● Written problem
Your task is to transcribe the records exactly, skipping every image.
──────
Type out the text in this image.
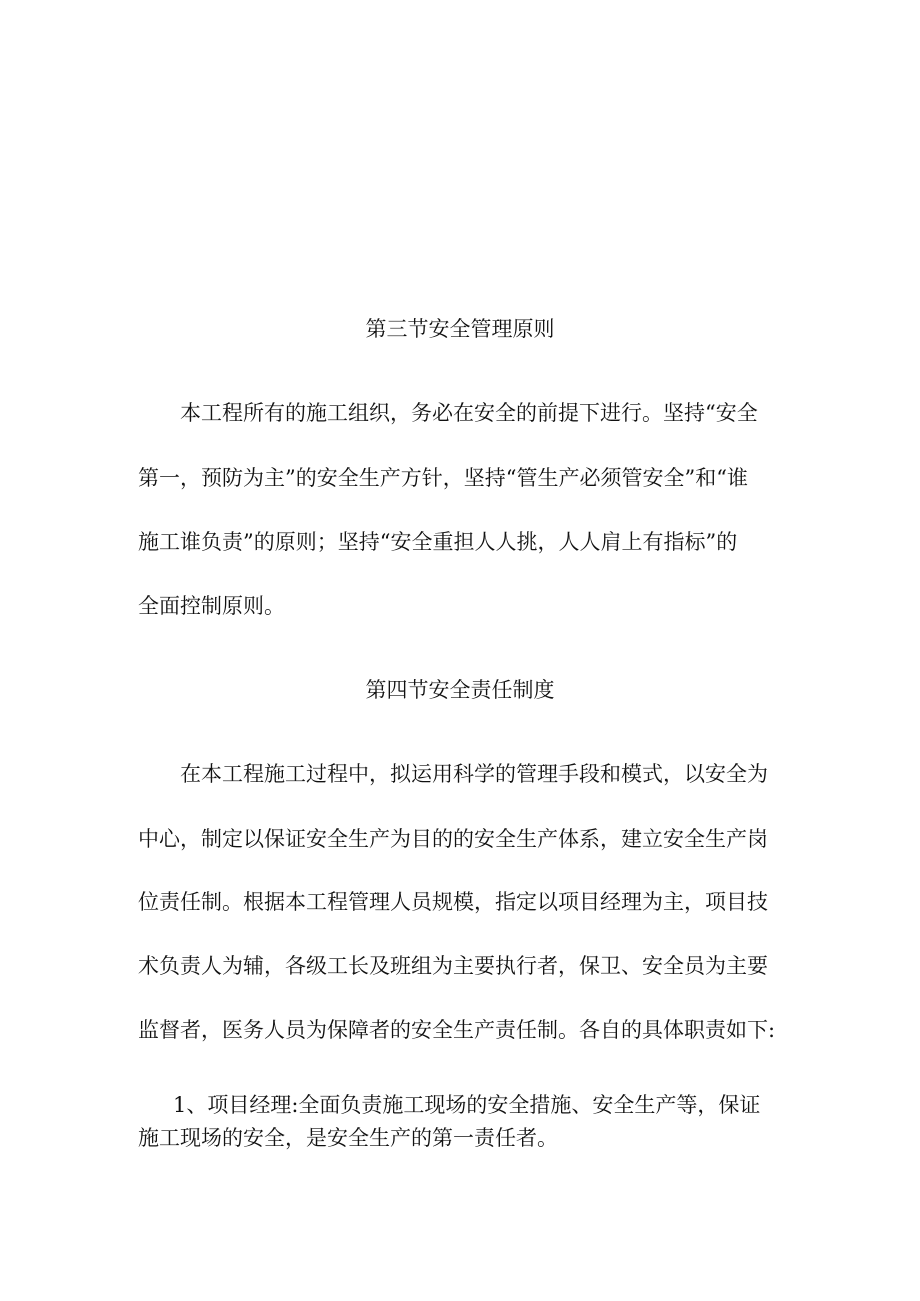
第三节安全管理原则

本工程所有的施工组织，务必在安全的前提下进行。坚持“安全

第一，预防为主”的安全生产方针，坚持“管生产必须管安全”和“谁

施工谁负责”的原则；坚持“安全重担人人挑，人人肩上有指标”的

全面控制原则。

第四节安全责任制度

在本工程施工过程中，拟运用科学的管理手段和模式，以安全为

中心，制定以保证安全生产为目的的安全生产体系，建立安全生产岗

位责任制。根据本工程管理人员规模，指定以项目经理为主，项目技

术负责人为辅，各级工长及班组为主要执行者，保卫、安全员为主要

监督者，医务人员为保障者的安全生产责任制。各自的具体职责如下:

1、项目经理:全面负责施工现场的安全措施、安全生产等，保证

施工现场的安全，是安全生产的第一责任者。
──────
● Solved exercise
Type out the text in this image.
第三节安全管理原则

本工程所有的施工组织，务必在安全的前提下进行。坚持“安全

第一，预防为主”的安全生产方针，坚持“管生产必须管安全”和“谁

施工谁负责”的原则；坚持“安全重担人人挑，人人肩上有指标”的

全面控制原则。

第四节安全责任制度

在本工程施工过程中，拟运用科学的管理手段和模式，以安全为

中心，制定以保证安全生产为目的的安全生产体系，建立安全生产岗

位责任制。根据本工程管理人员规模，指定以项目经理为主，项目技

术负责人为辅，各级工长及班组为主要执行者，保卫、安全员为主要

监督者，医务人员为保障者的安全生产责任制。各自的具体职责如下:

1、项目经理:全面负责施工现场的安全措施、安全生产等，保证

施工现场的安全，是安全生产的第一责任者。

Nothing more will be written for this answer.